[Begin Source records]
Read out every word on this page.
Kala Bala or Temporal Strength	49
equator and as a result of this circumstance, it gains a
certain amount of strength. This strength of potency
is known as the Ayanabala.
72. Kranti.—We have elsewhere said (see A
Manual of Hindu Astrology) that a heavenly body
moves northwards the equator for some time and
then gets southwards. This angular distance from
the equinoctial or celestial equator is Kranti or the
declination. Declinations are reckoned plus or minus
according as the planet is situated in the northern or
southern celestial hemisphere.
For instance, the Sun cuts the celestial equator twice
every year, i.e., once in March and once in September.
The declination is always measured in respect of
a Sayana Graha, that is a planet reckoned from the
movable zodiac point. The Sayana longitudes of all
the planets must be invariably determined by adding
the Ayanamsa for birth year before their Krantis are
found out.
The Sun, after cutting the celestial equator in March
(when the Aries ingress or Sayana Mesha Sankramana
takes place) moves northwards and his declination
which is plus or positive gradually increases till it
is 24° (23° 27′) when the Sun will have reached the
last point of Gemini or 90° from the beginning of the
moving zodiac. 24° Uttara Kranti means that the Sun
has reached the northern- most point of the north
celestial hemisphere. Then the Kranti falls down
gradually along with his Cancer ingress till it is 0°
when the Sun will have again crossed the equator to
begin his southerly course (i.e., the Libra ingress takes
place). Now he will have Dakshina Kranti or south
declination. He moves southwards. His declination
[End Source records]
Written instruction — Retype every record above exactly as written.

Response to this task —
Read out every word on this page.
Kala Bala or Temporal Strength	49
equator and as a result of this circumstance, it gains a
certain amount of strength. This strength of potency
is known as the Ayanabala.
72. Kranti.—We have elsewhere said (see A
Manual of Hindu Astrology) that a heavenly body
moves northwards the equator for some time and
then gets southwards. This angular distance from
the equinoctial or celestial equator is Kranti or the
declination. Declinations are reckoned plus or minus
according as the planet is situated in the northern or
southern celestial hemisphere.
For instance, the Sun cuts the celestial equator twice
every year, i.e., once in March and once in September.
The declination is always measured in respect of
a Sayana Graha, that is a planet reckoned from the
movable zodiac point. The Sayana longitudes of all
the planets must be invariably determined by adding
the Ayanamsa for birth year before their Krantis are
found out.
The Sun, after cutting the celestial equator in March
(when the Aries ingress or Sayana Mesha Sankramana
takes place) moves northwards and his declination
which is plus or positive gradually increases till it
is 24° (23° 27′) when the Sun will have reached the
last point of Gemini or 90° from the beginning of the
moving zodiac. 24° Uttara Kranti means that the Sun
has reached the northern- most point of the north
celestial hemisphere. Then the Kranti falls down
gradually along with his Cancer ingress till it is 0°
when the Sun will have again crossed the equator to
begin his southerly course (i.e., the Libra ingress takes
place). Now he will have Dakshina Kranti or south
declination. He moves southwards. His declination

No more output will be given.